## Supplied material
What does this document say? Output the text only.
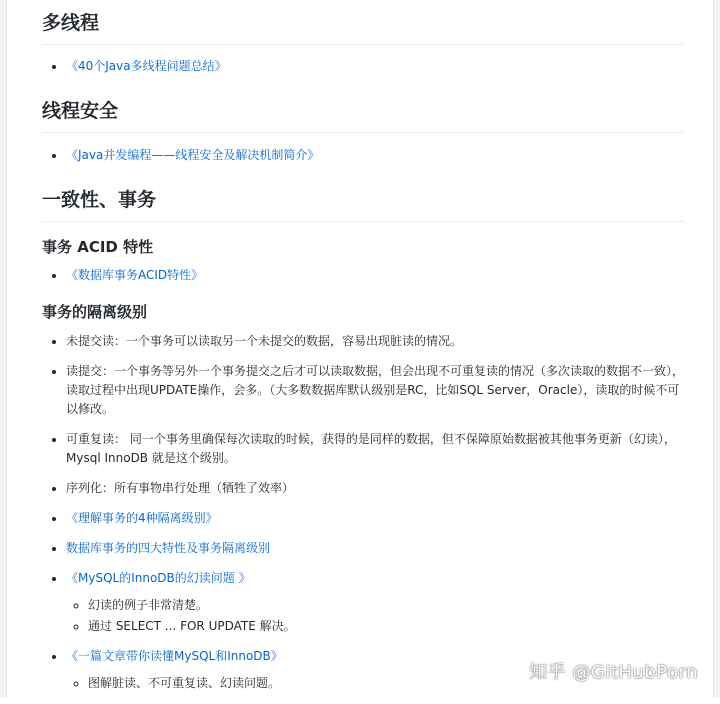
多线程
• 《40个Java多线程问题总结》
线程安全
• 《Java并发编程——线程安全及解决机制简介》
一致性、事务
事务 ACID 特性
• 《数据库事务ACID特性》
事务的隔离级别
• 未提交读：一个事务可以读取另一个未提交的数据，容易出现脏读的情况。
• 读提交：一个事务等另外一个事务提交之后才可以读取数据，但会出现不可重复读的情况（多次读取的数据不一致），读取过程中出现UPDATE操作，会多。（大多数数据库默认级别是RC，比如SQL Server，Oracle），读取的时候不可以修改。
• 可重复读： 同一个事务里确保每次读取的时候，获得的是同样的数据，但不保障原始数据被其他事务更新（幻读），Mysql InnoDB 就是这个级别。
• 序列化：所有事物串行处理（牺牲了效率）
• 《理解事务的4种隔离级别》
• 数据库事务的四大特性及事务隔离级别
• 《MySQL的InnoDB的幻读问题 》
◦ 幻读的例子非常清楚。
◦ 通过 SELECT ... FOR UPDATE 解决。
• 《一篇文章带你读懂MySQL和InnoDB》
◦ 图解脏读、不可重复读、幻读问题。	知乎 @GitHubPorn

## Exercise
Can you repeat every record above exactly, apart from the pictures?

## Output for this task
What does this document say? Output the text only.
多线程
• 《40个Java多线程问题总结》
线程安全
• 《Java并发编程——线程安全及解决机制简介》
一致性、事务
事务 ACID 特性
• 《数据库事务ACID特性》
事务的隔离级别
• 未提交读：一个事务可以读取另一个未提交的数据，容易出现脏读的情况。
• 读提交：一个事务等另外一个事务提交之后才可以读取数据，但会出现不可重复读的情况（多次读取的数据不一致），读取过程中出现UPDATE操作，会多。（大多数数据库默认级别是RC，比如SQL Server，Oracle），读取的时候不可以修改。
• 可重复读： 同一个事务里确保每次读取的时候，获得的是同样的数据，但不保障原始数据被其他事务更新（幻读），Mysql InnoDB 就是这个级别。
• 序列化：所有事物串行处理（牺牲了效率）
• 《理解事务的4种隔离级别》
• 数据库事务的四大特性及事务隔离级别
• 《MySQL的InnoDB的幻读问题 》
◦ 幻读的例子非常清楚。
◦ 通过 SELECT ... FOR UPDATE 解决。
• 《一篇文章带你读懂MySQL和InnoDB》
◦ 图解脏读、不可重复读、幻读问题。	知乎 @GitHubPorn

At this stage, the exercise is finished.